## Stated task:
Set each record down exactly, excluding all images.

## Working data:
[start]

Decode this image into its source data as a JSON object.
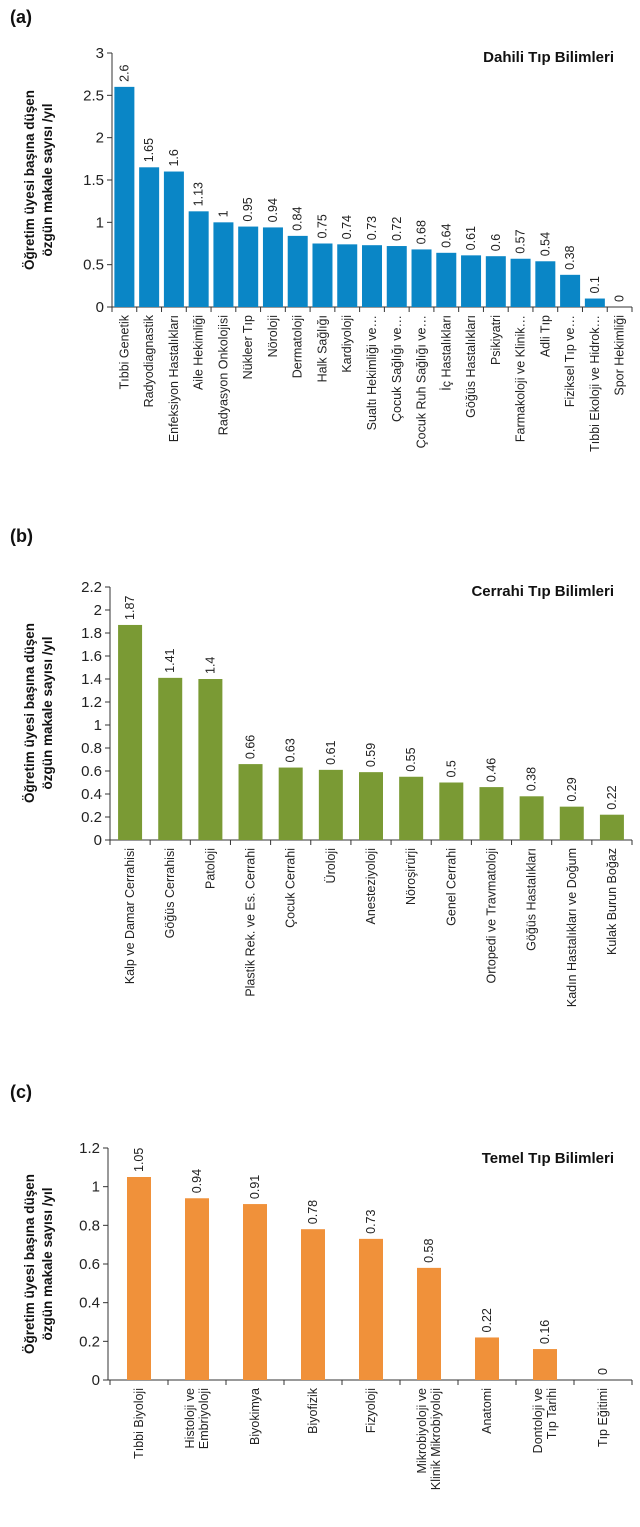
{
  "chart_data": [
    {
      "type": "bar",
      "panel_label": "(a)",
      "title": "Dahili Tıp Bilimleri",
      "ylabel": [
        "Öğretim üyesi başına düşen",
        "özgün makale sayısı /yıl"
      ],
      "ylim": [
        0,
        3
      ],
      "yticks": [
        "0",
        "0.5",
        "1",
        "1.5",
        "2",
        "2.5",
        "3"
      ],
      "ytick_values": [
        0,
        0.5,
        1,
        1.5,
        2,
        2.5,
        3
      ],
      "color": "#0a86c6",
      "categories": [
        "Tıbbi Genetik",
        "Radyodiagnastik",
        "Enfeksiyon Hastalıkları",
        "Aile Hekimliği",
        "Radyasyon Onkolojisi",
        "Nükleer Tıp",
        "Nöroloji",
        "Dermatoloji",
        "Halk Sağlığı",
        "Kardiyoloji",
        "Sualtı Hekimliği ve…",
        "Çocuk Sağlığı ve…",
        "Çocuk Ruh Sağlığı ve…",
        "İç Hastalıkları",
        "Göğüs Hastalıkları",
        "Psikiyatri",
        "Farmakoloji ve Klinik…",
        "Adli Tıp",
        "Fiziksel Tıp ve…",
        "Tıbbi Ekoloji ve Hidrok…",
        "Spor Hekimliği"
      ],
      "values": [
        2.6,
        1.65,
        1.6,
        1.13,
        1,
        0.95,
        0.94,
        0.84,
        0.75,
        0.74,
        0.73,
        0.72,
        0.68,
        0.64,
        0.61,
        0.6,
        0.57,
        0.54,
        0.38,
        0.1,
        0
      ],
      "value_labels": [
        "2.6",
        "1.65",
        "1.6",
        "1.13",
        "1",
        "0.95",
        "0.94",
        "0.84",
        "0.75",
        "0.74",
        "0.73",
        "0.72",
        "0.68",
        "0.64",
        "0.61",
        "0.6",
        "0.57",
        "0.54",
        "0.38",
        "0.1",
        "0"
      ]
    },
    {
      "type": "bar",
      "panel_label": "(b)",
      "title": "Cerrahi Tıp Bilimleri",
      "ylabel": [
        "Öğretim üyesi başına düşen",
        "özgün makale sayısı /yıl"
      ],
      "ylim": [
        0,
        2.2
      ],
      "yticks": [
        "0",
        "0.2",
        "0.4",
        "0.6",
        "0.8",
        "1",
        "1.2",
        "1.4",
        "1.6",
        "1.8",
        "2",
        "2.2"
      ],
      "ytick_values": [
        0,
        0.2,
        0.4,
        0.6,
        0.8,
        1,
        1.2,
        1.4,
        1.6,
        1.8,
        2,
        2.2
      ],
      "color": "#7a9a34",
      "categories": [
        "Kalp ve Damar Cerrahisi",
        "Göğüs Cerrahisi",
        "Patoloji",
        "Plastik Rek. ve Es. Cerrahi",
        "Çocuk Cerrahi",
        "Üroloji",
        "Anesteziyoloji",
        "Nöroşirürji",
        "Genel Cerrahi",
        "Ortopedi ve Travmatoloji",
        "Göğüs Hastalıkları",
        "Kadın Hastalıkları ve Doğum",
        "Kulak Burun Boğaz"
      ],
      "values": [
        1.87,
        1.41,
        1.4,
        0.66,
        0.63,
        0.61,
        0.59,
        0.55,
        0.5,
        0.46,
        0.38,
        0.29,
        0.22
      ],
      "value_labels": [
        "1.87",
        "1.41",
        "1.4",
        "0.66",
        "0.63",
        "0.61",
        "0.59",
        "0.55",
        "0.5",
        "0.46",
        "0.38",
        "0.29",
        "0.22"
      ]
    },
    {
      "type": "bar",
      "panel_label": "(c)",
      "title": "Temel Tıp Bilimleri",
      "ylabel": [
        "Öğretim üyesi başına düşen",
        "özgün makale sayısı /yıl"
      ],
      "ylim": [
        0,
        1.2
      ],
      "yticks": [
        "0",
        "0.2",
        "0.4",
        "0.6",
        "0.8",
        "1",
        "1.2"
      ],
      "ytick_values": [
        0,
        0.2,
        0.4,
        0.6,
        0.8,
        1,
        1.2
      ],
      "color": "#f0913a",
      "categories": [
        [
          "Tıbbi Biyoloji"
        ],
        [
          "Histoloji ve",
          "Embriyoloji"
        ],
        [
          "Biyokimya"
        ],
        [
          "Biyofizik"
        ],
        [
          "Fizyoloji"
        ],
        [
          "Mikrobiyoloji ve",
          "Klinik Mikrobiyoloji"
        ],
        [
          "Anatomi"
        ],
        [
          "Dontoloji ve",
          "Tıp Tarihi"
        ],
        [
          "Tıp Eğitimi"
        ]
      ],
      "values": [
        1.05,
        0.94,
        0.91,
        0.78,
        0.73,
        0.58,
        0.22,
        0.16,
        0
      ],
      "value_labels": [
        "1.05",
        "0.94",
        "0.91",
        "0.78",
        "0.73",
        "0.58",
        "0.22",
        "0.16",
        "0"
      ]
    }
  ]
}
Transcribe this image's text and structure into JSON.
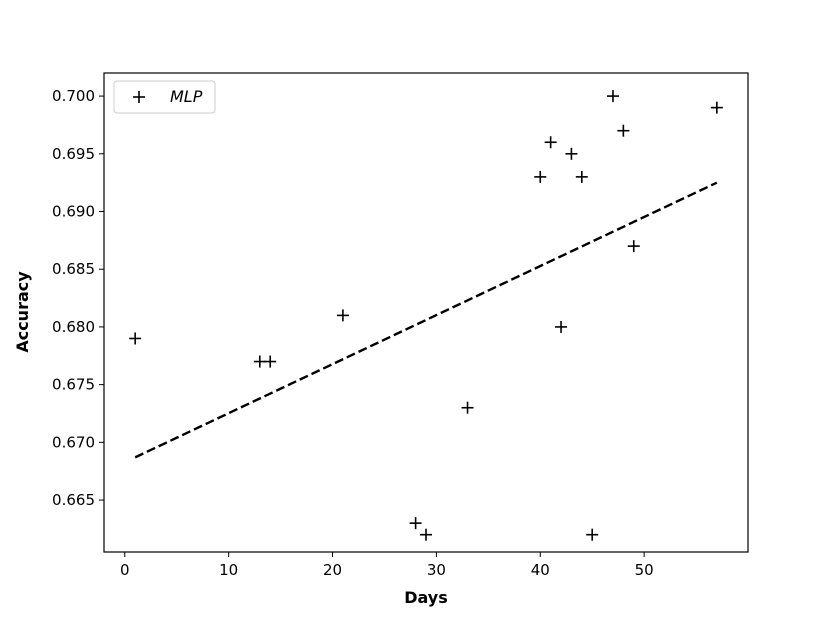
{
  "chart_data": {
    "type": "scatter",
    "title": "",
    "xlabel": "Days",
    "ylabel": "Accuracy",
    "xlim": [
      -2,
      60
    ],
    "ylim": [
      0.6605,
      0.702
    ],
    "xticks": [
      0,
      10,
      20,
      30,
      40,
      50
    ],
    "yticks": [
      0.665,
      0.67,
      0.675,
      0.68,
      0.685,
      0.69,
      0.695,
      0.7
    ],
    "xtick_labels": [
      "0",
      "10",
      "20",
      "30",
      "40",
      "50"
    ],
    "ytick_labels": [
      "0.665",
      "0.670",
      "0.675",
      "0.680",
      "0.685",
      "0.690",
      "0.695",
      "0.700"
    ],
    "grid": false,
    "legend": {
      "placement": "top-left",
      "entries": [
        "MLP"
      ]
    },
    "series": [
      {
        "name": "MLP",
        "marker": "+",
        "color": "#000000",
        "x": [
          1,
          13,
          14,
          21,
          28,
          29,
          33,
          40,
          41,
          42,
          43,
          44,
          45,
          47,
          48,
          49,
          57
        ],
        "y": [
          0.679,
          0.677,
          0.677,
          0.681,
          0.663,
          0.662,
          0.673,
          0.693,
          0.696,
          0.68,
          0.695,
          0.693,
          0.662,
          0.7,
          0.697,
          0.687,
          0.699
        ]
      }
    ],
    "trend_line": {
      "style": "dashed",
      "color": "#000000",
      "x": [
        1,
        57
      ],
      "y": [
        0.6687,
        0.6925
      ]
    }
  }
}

[end]

## The reply:
Decode this image into its source data as a JSON object.
{
  "chart_data": [
    {
      "type": "bar",
      "panel_label": "(a)",
      "title": "Dahili Tıp Bilimleri",
      "ylabel": [
        "Öğretim üyesi başına düşen",
        "özgün makale sayısı /yıl"
      ],
      "ylim": [
        0,
        3
      ],
      "yticks": [
        "0",
        "0.5",
        "1",
        "1.5",
        "2",
        "2.5",
        "3"
      ],
      "ytick_values": [
        0,
        0.5,
        1,
        1.5,
        2,
        2.5,
        3
      ],
      "color": "#0a86c6",
      "categories": [
        "Tıbbi Genetik",
        "Radyodiagnastik",
        "Enfeksiyon Hastalıkları",
        "Aile Hekimliği",
        "Radyasyon Onkolojisi",
        "Nükleer Tıp",
        "Nöroloji",
        "Dermatoloji",
        "Halk Sağlığı",
        "Kardiyoloji",
        "Sualtı Hekimliği ve…",
        "Çocuk Sağlığı ve…",
        "Çocuk Ruh Sağlığı ve…",
        "İç Hastalıkları",
        "Göğüs Hastalıkları",
        "Psikiyatri",
        "Farmakoloji ve Klinik…",
        "Adli Tıp",
        "Fiziksel Tıp ve…",
        "Tıbbi Ekoloji ve Hidrok…",
        "Spor Hekimliği"
      ],
      "values": [
        2.6,
        1.65,
        1.6,
        1.13,
        1,
        0.95,
        0.94,
        0.84,
        0.75,
        0.74,
        0.73,
        0.72,
        0.68,
        0.64,
        0.61,
        0.6,
        0.57,
        0.54,
        0.38,
        0.1,
        0
      ],
      "value_labels": [
        "2.6",
        "1.65",
        "1.6",
        "1.13",
        "1",
        "0.95",
        "0.94",
        "0.84",
        "0.75",
        "0.74",
        "0.73",
        "0.72",
        "0.68",
        "0.64",
        "0.61",
        "0.6",
        "0.57",
        "0.54",
        "0.38",
        "0.1",
        "0"
      ]
    },
    {
      "type": "bar",
      "panel_label": "(b)",
      "title": "Cerrahi Tıp Bilimleri",
      "ylabel": [
        "Öğretim üyesi başına düşen",
        "özgün makale sayısı /yıl"
      ],
      "ylim": [
        0,
        2.2
      ],
      "yticks": [
        "0",
        "0.2",
        "0.4",
        "0.6",
        "0.8",
        "1",
        "1.2",
        "1.4",
        "1.6",
        "1.8",
        "2",
        "2.2"
      ],
      "ytick_values": [
        0,
        0.2,
        0.4,
        0.6,
        0.8,
        1,
        1.2,
        1.4,
        1.6,
        1.8,
        2,
        2.2
      ],
      "color": "#7a9a34",
      "categories": [
        "Kalp ve Damar Cerrahisi",
        "Göğüs Cerrahisi",
        "Patoloji",
        "Plastik Rek. ve Es. Cerrahi",
        "Çocuk Cerrahi",
        "Üroloji",
        "Anesteziyoloji",
        "Nöroşirürji",
        "Genel Cerrahi",
        "Ortopedi ve Travmatoloji",
        "Göğüs Hastalıkları",
        "Kadın Hastalıkları ve Doğum",
        "Kulak Burun Boğaz"
      ],
      "values": [
        1.87,
        1.41,
        1.4,
        0.66,
        0.63,
        0.61,
        0.59,
        0.55,
        0.5,
        0.46,
        0.38,
        0.29,
        0.22
      ],
      "value_labels": [
        "1.87",
        "1.41",
        "1.4",
        "0.66",
        "0.63",
        "0.61",
        "0.59",
        "0.55",
        "0.5",
        "0.46",
        "0.38",
        "0.29",
        "0.22"
      ]
    },
    {
      "type": "bar",
      "panel_label": "(c)",
      "title": "Temel Tıp Bilimleri",
      "ylabel": [
        "Öğretim üyesi başına düşen",
        "özgün makale sayısı /yıl"
      ],
      "ylim": [
        0,
        1.2
      ],
      "yticks": [
        "0",
        "0.2",
        "0.4",
        "0.6",
        "0.8",
        "1",
        "1.2"
      ],
      "ytick_values": [
        0,
        0.2,
        0.4,
        0.6,
        0.8,
        1,
        1.2
      ],
      "color": "#f0913a",
      "categories": [
        [
          "Tıbbi Biyoloji"
        ],
        [
          "Histoloji ve",
          "Embriyoloji"
        ],
        [
          "Biyokimya"
        ],
        [
          "Biyofizik"
        ],
        [
          "Fizyoloji"
        ],
        [
          "Mikrobiyoloji ve",
          "Klinik Mikrobiyoloji"
        ],
        [
          "Anatomi"
        ],
        [
          "Dontoloji ve",
          "Tıp Tarihi"
        ],
        [
          "Tıp Eğitimi"
        ]
      ],
      "values": [
        1.05,
        0.94,
        0.91,
        0.78,
        0.73,
        0.58,
        0.22,
        0.16,
        0
      ],
      "value_labels": [
        "1.05",
        "0.94",
        "0.91",
        "0.78",
        "0.73",
        "0.58",
        "0.22",
        "0.16",
        "0"
      ]
    }
  ]
}
Transcribe this image's text and structure into JSON.
{
  "chart_data": {
    "type": "scatter",
    "title": "",
    "xlabel": "Days",
    "ylabel": "Accuracy",
    "xlim": [
      -2,
      60
    ],
    "ylim": [
      0.6605,
      0.702
    ],
    "xticks": [
      0,
      10,
      20,
      30,
      40,
      50
    ],
    "yticks": [
      0.665,
      0.67,
      0.675,
      0.68,
      0.685,
      0.69,
      0.695,
      0.7
    ],
    "xtick_labels": [
      "0",
      "10",
      "20",
      "30",
      "40",
      "50"
    ],
    "ytick_labels": [
      "0.665",
      "0.670",
      "0.675",
      "0.680",
      "0.685",
      "0.690",
      "0.695",
      "0.700"
    ],
    "grid": false,
    "legend": {
      "placement": "top-left",
      "entries": [
        "MLP"
      ]
    },
    "series": [
      {
        "name": "MLP",
        "marker": "+",
        "color": "#000000",
        "x": [
          1,
          13,
          14,
          21,
          28,
          29,
          33,
          40,
          41,
          42,
          43,
          44,
          45,
          47,
          48,
          49,
          57
        ],
        "y": [
          0.679,
          0.677,
          0.677,
          0.681,
          0.663,
          0.662,
          0.673,
          0.693,
          0.696,
          0.68,
          0.695,
          0.693,
          0.662,
          0.7,
          0.697,
          0.687,
          0.699
        ]
      }
    ],
    "trend_line": {
      "style": "dashed",
      "color": "#000000",
      "x": [
        1,
        57
      ],
      "y": [
        0.6687,
        0.6925
      ]
    }
  }
}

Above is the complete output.